Work instructions:
Write out the listing in full, matching it word for word.

---------------

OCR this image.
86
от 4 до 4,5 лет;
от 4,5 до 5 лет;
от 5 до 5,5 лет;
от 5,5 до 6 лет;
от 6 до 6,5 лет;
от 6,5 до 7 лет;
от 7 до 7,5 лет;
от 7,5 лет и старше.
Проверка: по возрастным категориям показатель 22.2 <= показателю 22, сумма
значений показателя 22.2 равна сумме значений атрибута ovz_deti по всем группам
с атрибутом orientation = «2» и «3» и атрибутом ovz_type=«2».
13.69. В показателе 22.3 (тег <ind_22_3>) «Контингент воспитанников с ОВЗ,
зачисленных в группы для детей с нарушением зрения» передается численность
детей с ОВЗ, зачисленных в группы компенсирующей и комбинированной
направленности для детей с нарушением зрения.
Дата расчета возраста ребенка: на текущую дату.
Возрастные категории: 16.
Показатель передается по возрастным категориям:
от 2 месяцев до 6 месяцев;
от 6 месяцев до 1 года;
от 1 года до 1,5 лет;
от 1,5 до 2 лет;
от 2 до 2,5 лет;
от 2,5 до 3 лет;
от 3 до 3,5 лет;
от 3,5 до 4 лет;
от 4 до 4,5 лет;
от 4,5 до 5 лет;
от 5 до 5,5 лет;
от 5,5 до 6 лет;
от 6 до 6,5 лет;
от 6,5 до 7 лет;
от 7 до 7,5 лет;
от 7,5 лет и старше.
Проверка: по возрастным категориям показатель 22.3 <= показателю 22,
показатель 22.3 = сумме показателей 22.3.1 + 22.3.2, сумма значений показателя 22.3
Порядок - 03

---------------

Finished exercise:
OCR this image.
86
от 4 до 4,5 лет;
от 4,5 до 5 лет;
от 5 до 5,5 лет;
от 5,5 до 6 лет;
от 6 до 6,5 лет;
от 6,5 до 7 лет;
от 7 до 7,5 лет;
от 7,5 лет и старше.
Проверка: по возрастным категориям показатель 22.2 <= показателю 22, сумма
значений показателя 22.2 равна сумме значений атрибута ovz_deti по всем группам
с атрибутом orientation = «2» и «3» и атрибутом ovz_type=«2».
13.69. В показателе 22.3 (тег <ind_22_3>) «Контингент воспитанников с ОВЗ,
зачисленных в группы для детей с нарушением зрения» передается численность
детей с ОВЗ, зачисленных в группы компенсирующей и комбинированной
направленности для детей с нарушением зрения.
Дата расчета возраста ребенка: на текущую дату.
Возрастные категории: 16.
Показатель передается по возрастным категориям:
от 2 месяцев до 6 месяцев;
от 6 месяцев до 1 года;
от 1 года до 1,5 лет;
от 1,5 до 2 лет;
от 2 до 2,5 лет;
от 2,5 до 3 лет;
от 3 до 3,5 лет;
от 3,5 до 4 лет;
от 4 до 4,5 лет;
от 4,5 до 5 лет;
от 5 до 5,5 лет;
от 5,5 до 6 лет;
от 6 до 6,5 лет;
от 6,5 до 7 лет;
от 7 до 7,5 лет;
от 7,5 лет и старше.
Проверка: по возрастным категориям показатель 22.3 <= показателю 22,
показатель 22.3 = сумме показателей 22.3.1 + 22.3.2, сумма значений показателя 22.3
Порядок - 03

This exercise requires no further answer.